[Data items]
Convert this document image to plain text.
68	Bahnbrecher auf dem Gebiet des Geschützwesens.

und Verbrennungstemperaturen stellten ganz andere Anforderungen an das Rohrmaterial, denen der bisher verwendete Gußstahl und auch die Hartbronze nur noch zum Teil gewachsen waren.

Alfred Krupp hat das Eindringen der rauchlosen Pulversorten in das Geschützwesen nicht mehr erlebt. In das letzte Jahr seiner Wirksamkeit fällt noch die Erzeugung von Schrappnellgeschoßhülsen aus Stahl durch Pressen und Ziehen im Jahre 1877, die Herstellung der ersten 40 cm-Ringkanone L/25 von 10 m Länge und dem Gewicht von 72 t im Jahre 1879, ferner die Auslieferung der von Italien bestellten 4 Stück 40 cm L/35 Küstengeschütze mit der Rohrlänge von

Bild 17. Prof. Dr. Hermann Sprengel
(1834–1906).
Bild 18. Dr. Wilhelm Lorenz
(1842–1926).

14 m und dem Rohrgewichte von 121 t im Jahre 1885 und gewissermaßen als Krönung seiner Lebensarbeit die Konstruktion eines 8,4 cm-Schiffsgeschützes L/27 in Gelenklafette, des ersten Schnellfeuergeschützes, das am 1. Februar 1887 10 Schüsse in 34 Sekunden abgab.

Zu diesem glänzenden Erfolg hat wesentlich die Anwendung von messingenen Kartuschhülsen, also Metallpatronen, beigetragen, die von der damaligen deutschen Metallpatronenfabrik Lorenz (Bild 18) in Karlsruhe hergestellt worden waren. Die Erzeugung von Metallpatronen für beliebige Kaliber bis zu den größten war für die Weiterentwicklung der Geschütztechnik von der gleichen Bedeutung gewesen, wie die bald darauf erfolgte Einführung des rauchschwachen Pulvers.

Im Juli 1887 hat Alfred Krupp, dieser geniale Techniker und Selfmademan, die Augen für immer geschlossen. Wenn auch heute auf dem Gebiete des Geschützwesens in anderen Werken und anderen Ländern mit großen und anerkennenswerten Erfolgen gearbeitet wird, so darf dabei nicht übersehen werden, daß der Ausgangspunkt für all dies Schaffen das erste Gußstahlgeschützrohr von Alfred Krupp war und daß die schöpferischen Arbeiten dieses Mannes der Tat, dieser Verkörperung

THE EXERCISE: Write the data out again in full and exactly.

RESPONSE BELOW:
Convert this document image to plain text.
68	Bahnbrecher auf dem Gebiet des Geschützwesens.

und Verbrennungstemperaturen stellten ganz andere Anforderungen an das Rohrmaterial, denen der bisher verwendete Gußstahl und auch die Hartbronze nur noch zum Teil gewachsen waren.

Alfred Krupp hat das Eindringen der rauchlosen Pulversorten in das Geschützwesen nicht mehr erlebt. In das letzte Jahr seiner Wirksamkeit fällt noch die Erzeugung von Schrappnellgeschoßhülsen aus Stahl durch Pressen und Ziehen im Jahre 1877, die Herstellung der ersten 40 cm-Ringkanone L/25 von 10 m Länge und dem Gewicht von 72 t im Jahre 1879, ferner die Auslieferung der von Italien bestellten 4 Stück 40 cm L/35 Küstengeschütze mit der Rohrlänge von

Bild 17. Prof. Dr. Hermann Sprengel
(1834–1906).
Bild 18. Dr. Wilhelm Lorenz
(1842–1926).

14 m und dem Rohrgewichte von 121 t im Jahre 1885 und gewissermaßen als Krönung seiner Lebensarbeit die Konstruktion eines 8,4 cm-Schiffsgeschützes L/27 in Gelenklafette, des ersten Schnellfeuergeschützes, das am 1. Februar 1887 10 Schüsse in 34 Sekunden abgab.

Zu diesem glänzenden Erfolg hat wesentlich die Anwendung von messingenen Kartuschhülsen, also Metallpatronen, beigetragen, die von der damaligen deutschen Metallpatronenfabrik Lorenz (Bild 18) in Karlsruhe hergestellt worden waren. Die Erzeugung von Metallpatronen für beliebige Kaliber bis zu den größten war für die Weiterentwicklung der Geschütztechnik von der gleichen Bedeutung gewesen, wie die bald darauf erfolgte Einführung des rauchschwachen Pulvers.

Im Juli 1887 hat Alfred Krupp, dieser geniale Techniker und Selfmademan, die Augen für immer geschlossen. Wenn auch heute auf dem Gebiete des Geschützwesens in anderen Werken und anderen Ländern mit großen und anerkennenswerten Erfolgen gearbeitet wird, so darf dabei nicht übersehen werden, daß der Ausgangspunkt für all dies Schaffen das erste Gußstahlgeschützrohr von Alfred Krupp war und daß die schöpferischen Arbeiten dieses Mannes der Tat, dieser Verkörperung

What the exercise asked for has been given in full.